- Prompt -
Return the records, each one exactly as written.

Stored dataset items
§ §

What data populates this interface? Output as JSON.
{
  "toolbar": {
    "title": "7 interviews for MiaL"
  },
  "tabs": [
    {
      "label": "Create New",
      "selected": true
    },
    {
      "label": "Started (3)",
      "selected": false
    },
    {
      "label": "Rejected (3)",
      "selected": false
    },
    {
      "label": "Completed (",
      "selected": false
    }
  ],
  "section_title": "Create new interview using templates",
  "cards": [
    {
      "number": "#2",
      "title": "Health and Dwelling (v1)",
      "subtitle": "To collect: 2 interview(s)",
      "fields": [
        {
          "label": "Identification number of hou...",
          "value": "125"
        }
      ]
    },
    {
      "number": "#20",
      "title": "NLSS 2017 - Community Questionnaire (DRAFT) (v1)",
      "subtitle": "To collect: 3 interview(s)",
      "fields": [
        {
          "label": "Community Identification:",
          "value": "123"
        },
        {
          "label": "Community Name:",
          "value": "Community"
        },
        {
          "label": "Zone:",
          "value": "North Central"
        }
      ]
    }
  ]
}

§ §

- Solution for this exercise -
What data populates this interface? Output as JSON.
{
  "toolbar": {
    "title": "7 interviews for MiaL"
  },
  "tabs": [
    {
      "label": "Create New",
      "selected": true
    },
    {
      "label": "Started (3)",
      "selected": false
    },
    {
      "label": "Rejected (3)",
      "selected": false
    },
    {
      "label": "Completed (",
      "selected": false
    }
  ],
  "section_title": "Create new interview using templates",
  "cards": [
    {
      "number": "#2",
      "title": "Health and Dwelling (v1)",
      "subtitle": "To collect: 2 interview(s)",
      "fields": [
        {
          "label": "Identification number of hou...",
          "value": "125"
        }
      ]
    },
    {
      "number": "#20",
      "title": "NLSS 2017 - Community Questionnaire (DRAFT) (v1)",
      "subtitle": "To collect: 3 interview(s)",
      "fields": [
        {
          "label": "Community Identification:",
          "value": "123"
        },
        {
          "label": "Community Name:",
          "value": "Community"
        },
        {
          "label": "Zone:",
          "value": "North Central"
        }
      ]
    }
  ]
}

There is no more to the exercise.